--- START Source data ---

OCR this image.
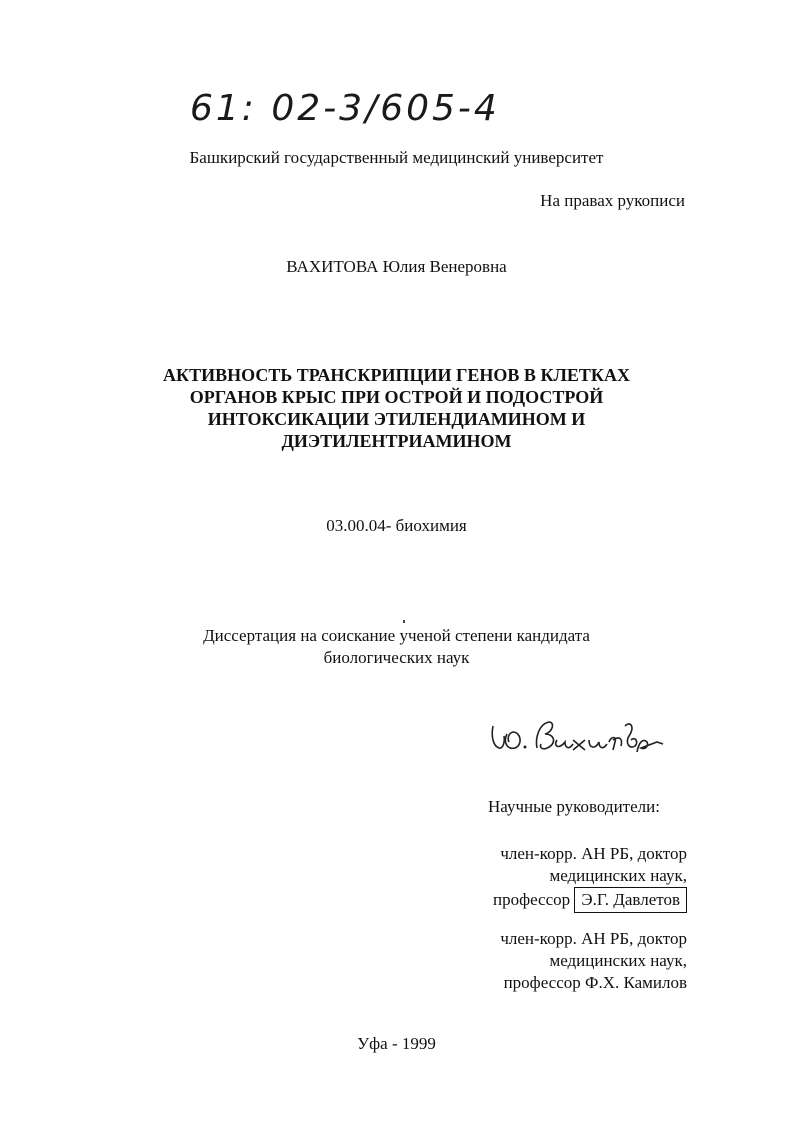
61: 02-3/605-4
Башкирский государственный медицинский университет
На правах рукописи
ВАХИТОВА Юлия Венеровна
АКТИВНОСТЬ ТРАНСКРИПЦИИ ГЕНОВ В КЛЕТКАХ
ОРГАНОВ КРЫС ПРИ ОСТРОЙ И ПОДОСТРОЙ
ИНТОКСИКАЦИИ ЭТИЛЕНДИАМИНОМ И
ДИЭТИЛЕНТРИАМИНОМ
03.00.04- биохимия
Диссертация на соискание ученой степени кандидата
биологических наук
Ю. Вахитова
Научные руководители:
член-корр. АН РБ, доктор
медицинских наук,
профессор Э.Г. Давлетов
член-корр. АН РБ, доктор
медицинских наук,
профессор Ф.Х. Камилов
Уфа - 1999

--- END Source data ---

Print the records word for word and exclude any picture they hold.

OCR this image.
61: 02-3/605-4
Башкирский государственный медицинский университет
На правах рукописи
ВАХИТОВА Юлия Венеровна
АКТИВНОСТЬ ТРАНСКРИПЦИИ ГЕНОВ В КЛЕТКАХ
ОРГАНОВ КРЫС ПРИ ОСТРОЙ И ПОДОСТРОЙ
ИНТОКСИКАЦИИ ЭТИЛЕНДИАМИНОМ И
ДИЭТИЛЕНТРИАМИНОМ
03.00.04- биохимия
Диссертация на соискание ученой степени кандидата
биологических наук
Ю. Вахитова
Научные руководители:
член-корр. АН РБ, доктор
медицинских наук,
профессор Э.Г. Давлетов
член-корр. АН РБ, доктор
медицинских наук,
профессор Ф.Х. Камилов
Уфа - 1999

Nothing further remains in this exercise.